**TASK TO COMPLETE**: Select, from the material below, each line with "Error" in it.
——————
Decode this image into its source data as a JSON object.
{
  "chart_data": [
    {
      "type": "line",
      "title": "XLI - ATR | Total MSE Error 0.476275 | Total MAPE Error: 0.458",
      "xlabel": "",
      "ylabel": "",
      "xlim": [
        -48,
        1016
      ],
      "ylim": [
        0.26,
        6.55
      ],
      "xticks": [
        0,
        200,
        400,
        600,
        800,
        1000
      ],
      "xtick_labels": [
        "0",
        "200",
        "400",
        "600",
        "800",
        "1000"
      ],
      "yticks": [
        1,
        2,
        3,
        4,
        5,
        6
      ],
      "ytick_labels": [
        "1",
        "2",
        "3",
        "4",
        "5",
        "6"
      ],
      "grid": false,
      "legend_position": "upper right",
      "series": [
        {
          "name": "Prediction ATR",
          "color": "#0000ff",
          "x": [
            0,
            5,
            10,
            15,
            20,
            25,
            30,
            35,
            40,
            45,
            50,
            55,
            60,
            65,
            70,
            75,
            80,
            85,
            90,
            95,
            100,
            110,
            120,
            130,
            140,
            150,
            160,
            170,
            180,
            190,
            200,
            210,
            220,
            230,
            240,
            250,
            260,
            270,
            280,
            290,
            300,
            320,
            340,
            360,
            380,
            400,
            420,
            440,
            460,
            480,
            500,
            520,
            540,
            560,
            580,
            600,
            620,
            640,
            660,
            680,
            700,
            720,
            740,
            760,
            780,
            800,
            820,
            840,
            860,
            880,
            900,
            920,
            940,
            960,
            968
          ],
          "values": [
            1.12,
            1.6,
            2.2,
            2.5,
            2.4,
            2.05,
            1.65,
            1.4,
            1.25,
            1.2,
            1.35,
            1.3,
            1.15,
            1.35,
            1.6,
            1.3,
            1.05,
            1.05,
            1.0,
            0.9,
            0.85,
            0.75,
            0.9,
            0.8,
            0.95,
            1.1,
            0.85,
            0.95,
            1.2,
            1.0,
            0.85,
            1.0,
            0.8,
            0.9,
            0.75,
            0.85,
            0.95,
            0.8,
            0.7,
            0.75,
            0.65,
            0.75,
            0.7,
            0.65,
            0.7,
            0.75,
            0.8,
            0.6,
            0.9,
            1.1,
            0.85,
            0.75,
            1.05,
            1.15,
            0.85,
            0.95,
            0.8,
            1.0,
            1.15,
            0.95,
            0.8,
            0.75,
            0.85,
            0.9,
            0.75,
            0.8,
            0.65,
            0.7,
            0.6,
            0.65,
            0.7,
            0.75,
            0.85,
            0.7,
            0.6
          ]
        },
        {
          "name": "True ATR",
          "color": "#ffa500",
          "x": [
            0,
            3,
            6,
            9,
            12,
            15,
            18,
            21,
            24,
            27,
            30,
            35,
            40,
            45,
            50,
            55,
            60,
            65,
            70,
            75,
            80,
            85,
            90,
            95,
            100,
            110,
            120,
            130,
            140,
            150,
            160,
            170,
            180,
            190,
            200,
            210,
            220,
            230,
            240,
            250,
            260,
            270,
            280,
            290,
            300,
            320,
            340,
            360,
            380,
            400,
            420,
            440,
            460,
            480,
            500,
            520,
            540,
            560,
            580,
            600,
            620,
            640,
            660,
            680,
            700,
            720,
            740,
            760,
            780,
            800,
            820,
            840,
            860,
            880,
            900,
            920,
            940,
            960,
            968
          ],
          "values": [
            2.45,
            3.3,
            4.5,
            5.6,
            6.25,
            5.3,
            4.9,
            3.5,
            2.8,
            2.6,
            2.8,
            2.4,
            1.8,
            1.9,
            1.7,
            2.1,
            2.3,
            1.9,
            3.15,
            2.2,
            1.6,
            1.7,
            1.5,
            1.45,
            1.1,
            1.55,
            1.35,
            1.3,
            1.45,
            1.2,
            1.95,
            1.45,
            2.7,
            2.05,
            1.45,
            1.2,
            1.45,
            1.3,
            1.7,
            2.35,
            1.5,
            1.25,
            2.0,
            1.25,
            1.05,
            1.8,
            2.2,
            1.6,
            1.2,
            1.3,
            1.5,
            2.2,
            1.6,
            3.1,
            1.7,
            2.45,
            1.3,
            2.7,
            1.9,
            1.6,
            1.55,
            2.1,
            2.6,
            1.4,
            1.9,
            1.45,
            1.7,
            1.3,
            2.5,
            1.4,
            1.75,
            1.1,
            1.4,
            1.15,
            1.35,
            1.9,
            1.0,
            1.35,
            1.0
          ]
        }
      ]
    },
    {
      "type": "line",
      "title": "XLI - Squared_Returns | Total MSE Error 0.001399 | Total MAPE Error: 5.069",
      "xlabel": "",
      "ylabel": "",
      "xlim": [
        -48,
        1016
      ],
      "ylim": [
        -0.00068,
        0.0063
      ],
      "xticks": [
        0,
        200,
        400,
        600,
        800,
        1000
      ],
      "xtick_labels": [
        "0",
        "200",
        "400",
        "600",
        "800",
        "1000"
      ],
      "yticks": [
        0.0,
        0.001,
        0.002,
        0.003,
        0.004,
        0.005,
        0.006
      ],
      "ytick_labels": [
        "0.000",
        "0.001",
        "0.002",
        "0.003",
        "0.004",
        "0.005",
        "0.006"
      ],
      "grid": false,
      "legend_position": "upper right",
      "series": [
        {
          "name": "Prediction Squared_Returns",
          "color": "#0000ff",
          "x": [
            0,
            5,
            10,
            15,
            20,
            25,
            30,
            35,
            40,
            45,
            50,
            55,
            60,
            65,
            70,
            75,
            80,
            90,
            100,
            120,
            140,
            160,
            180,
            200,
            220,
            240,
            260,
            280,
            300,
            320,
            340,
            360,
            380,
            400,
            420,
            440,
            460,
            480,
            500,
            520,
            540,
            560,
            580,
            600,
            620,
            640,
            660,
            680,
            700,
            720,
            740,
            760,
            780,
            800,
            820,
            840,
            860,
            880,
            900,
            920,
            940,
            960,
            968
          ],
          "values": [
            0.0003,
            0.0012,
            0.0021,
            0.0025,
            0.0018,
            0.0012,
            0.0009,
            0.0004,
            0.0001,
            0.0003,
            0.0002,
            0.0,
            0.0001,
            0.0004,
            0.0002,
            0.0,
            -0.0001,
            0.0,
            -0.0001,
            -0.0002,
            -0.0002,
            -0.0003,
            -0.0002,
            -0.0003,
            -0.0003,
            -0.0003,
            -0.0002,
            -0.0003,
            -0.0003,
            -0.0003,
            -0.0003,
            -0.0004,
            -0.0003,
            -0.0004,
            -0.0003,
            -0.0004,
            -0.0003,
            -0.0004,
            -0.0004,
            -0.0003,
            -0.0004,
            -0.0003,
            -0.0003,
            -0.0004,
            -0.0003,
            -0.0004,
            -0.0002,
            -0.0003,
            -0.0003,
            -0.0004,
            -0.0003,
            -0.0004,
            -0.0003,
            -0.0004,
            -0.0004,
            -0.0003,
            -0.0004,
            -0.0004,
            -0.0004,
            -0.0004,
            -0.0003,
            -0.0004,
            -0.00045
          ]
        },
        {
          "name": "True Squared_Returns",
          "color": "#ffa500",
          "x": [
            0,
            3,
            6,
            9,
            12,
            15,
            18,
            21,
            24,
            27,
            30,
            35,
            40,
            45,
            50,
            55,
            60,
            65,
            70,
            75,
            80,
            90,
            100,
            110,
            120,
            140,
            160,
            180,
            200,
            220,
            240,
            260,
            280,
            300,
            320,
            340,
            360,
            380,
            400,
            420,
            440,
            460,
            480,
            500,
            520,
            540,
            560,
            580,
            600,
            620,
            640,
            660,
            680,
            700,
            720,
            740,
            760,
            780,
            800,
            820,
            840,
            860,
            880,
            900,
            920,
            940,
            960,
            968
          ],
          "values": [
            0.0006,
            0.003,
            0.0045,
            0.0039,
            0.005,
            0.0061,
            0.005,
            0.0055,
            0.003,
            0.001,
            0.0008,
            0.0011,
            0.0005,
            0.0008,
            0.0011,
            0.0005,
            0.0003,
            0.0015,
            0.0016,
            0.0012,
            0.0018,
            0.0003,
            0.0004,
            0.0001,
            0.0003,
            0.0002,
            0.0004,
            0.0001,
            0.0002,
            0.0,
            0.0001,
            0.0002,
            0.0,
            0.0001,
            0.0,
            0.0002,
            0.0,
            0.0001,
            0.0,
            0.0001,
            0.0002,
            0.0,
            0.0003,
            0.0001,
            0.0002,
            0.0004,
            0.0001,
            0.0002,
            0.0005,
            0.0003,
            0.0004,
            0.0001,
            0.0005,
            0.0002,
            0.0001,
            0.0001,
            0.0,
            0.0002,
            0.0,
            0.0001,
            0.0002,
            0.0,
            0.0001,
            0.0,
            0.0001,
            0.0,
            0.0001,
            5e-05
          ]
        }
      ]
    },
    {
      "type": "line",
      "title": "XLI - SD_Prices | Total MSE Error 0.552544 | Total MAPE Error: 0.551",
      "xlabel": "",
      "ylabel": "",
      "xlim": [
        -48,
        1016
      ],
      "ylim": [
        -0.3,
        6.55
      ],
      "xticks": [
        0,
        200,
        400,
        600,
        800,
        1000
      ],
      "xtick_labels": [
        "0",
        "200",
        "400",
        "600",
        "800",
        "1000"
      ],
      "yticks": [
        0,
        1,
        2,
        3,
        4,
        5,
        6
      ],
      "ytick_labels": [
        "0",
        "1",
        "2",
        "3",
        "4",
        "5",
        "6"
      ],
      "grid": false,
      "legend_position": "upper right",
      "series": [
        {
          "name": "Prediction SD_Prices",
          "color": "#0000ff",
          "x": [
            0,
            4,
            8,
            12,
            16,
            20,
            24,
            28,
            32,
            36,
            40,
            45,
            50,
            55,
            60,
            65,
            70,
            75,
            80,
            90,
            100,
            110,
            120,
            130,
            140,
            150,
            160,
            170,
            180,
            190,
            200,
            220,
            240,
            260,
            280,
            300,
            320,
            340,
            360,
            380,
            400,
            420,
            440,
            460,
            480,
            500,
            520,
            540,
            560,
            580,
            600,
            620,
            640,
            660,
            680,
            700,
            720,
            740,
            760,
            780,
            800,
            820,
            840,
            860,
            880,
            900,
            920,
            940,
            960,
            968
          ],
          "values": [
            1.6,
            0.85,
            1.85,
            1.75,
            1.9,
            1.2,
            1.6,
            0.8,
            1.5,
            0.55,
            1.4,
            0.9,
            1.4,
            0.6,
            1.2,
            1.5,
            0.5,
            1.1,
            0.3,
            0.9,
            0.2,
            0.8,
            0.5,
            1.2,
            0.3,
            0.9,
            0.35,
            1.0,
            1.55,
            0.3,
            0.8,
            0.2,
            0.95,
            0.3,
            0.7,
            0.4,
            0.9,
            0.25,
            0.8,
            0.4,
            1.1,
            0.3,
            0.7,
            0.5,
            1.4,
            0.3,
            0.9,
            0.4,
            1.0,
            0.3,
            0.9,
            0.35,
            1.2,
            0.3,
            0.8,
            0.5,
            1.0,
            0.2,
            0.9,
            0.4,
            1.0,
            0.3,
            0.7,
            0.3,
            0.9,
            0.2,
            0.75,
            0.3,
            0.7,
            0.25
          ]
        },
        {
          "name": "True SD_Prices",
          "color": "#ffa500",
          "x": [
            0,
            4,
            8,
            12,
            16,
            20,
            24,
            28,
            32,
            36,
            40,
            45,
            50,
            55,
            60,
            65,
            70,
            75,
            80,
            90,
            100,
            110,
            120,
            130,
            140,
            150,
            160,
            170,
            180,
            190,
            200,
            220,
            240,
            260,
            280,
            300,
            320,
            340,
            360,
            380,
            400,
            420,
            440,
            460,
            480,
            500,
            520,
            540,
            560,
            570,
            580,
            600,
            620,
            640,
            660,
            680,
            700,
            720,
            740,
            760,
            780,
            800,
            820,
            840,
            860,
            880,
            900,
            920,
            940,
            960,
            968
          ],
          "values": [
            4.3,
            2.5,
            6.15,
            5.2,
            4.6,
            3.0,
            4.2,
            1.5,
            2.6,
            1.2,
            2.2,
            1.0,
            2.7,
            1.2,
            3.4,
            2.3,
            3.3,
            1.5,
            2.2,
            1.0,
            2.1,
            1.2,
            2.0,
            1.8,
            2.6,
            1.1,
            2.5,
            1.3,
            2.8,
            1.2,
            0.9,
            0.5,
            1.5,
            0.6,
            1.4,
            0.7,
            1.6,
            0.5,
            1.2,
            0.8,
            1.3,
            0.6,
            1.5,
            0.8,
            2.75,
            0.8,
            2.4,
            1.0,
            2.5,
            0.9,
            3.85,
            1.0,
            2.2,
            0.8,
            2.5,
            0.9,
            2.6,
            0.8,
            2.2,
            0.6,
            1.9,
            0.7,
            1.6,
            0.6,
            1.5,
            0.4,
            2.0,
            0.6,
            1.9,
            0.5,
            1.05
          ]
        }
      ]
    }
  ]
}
——————
**ANSWER FOR THIS EXERCISE**:
      "title": "XLI - ATR | Total MSE Error 0.476275 | Total MAPE Error: 0.458",
      "title": "XLI - Squared_Returns | Total MSE Error 0.001399 | Total MAPE Error: 5.069",
      "title": "XLI - SD_Prices | Total MSE Error 0.552544 | Total MAPE Error: 0.551",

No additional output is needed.